Using the entries that follow, collect the lines where the word "this" appears.
* BEGIN THE INPUT *
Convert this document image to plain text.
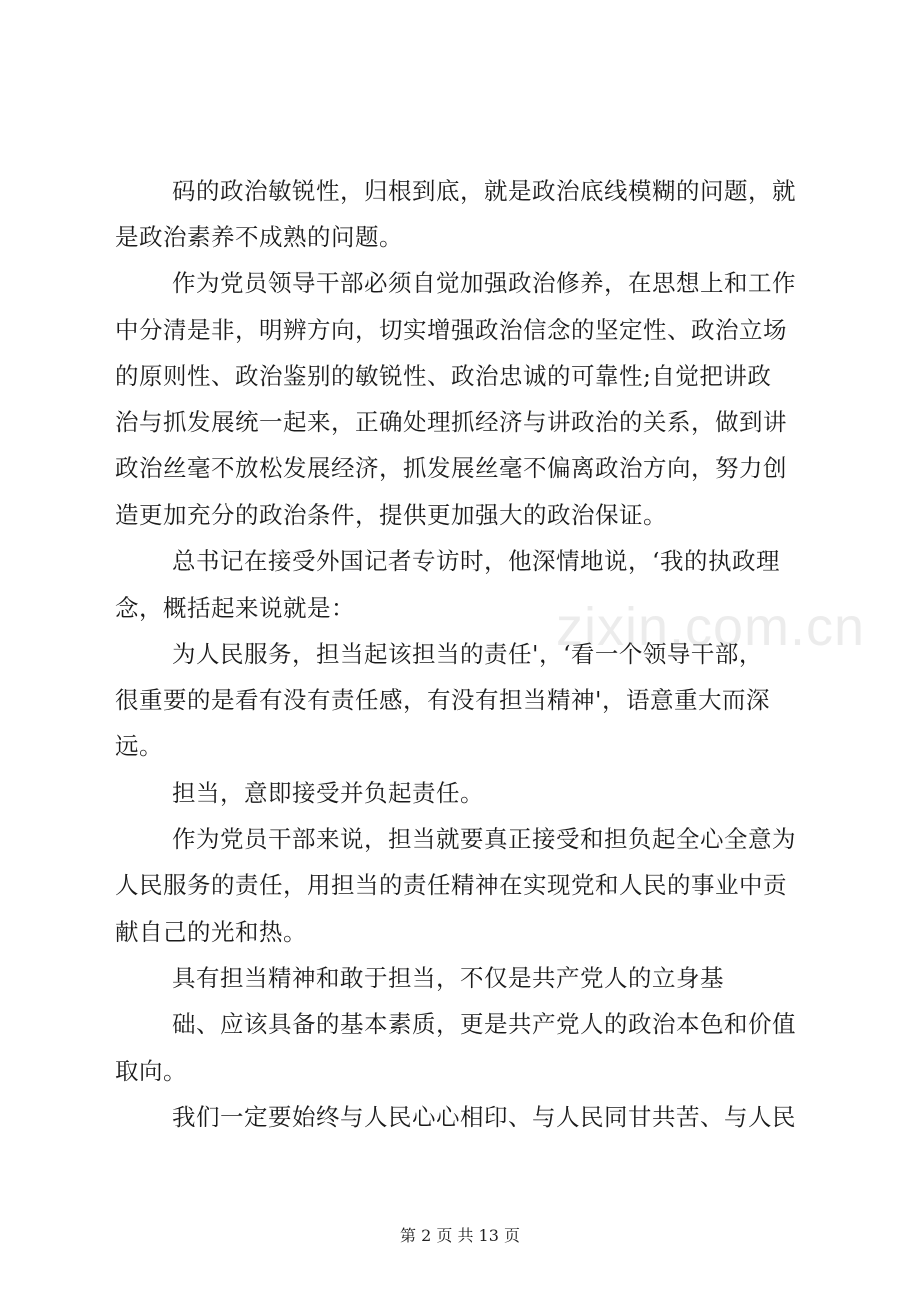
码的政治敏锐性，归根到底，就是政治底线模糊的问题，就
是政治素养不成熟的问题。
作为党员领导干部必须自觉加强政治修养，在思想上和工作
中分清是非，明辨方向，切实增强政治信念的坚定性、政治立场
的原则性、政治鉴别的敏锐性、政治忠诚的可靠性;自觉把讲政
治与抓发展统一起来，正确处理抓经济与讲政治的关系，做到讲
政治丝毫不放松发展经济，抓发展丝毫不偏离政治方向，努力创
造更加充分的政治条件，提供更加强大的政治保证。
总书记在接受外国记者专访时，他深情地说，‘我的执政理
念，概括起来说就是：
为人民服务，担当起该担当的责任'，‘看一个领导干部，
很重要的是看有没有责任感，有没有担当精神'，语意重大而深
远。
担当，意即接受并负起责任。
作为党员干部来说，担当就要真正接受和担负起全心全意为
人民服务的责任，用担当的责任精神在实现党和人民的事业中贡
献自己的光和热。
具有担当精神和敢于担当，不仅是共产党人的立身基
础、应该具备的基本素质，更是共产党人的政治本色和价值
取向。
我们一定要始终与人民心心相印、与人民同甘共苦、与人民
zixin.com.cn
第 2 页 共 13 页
* END THE INPUT *
* BEGIN THE INPUT *
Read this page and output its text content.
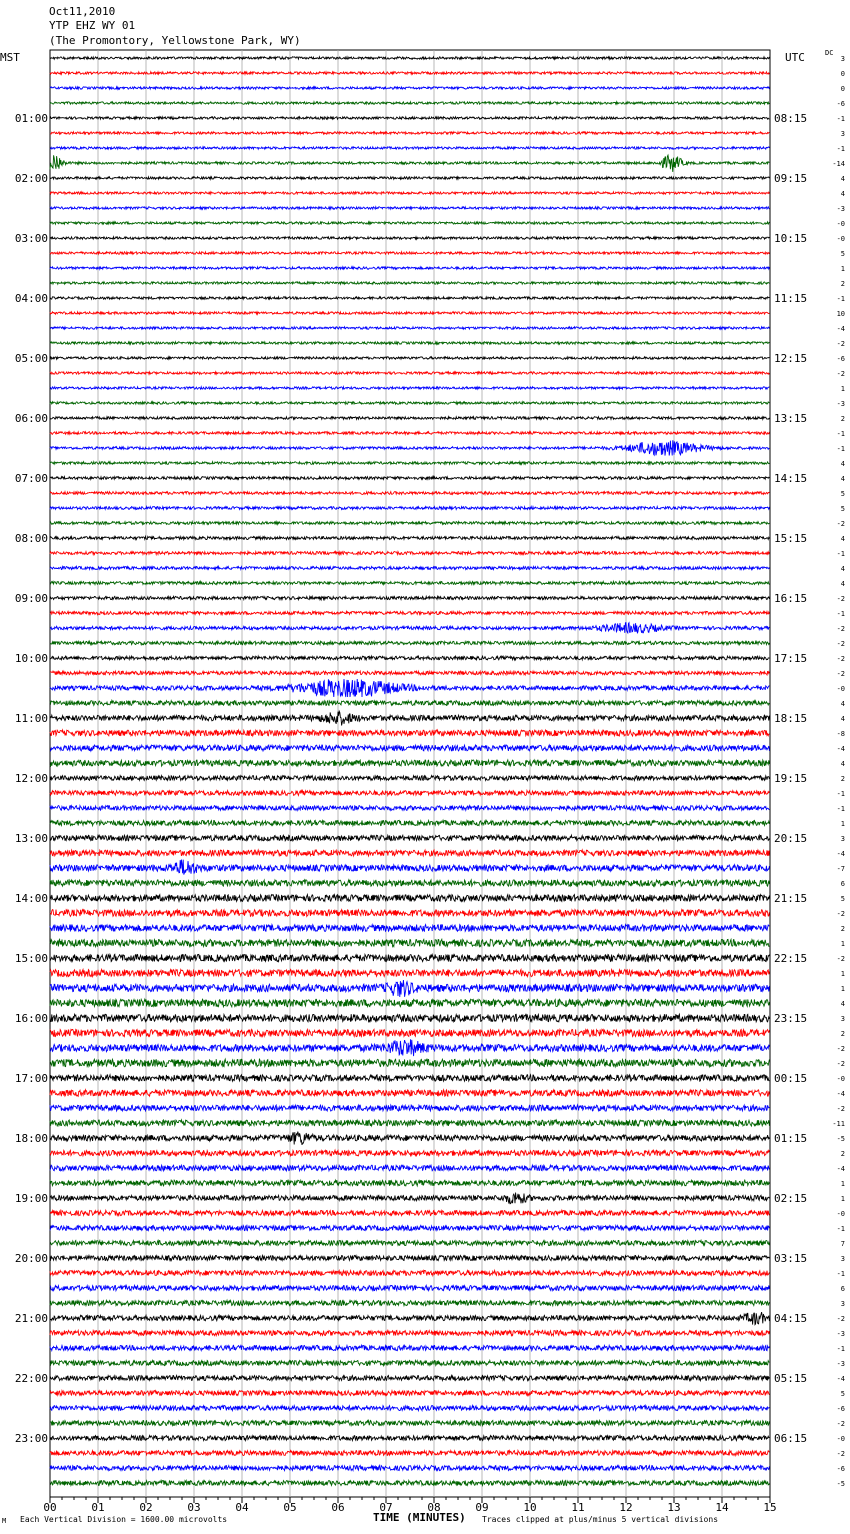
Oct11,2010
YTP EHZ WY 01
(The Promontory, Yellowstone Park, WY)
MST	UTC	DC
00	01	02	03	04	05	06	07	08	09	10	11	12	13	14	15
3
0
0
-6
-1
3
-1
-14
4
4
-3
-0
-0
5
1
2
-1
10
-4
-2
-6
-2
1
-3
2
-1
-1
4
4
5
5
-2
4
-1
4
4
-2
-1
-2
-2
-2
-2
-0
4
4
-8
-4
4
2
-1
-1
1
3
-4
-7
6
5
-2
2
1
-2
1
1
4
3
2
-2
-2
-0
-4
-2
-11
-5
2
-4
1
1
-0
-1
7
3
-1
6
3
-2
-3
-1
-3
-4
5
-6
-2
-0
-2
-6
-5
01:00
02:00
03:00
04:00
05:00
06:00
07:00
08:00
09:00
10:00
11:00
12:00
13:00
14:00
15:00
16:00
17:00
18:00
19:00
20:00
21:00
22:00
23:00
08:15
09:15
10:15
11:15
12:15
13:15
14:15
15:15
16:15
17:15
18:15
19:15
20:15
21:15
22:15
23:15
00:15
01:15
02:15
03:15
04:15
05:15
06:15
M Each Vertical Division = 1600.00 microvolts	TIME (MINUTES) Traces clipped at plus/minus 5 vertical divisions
* END THE INPUT *
== FULL OUTPUT ==
Convert this document image to plain text.
Read this page and output its text content.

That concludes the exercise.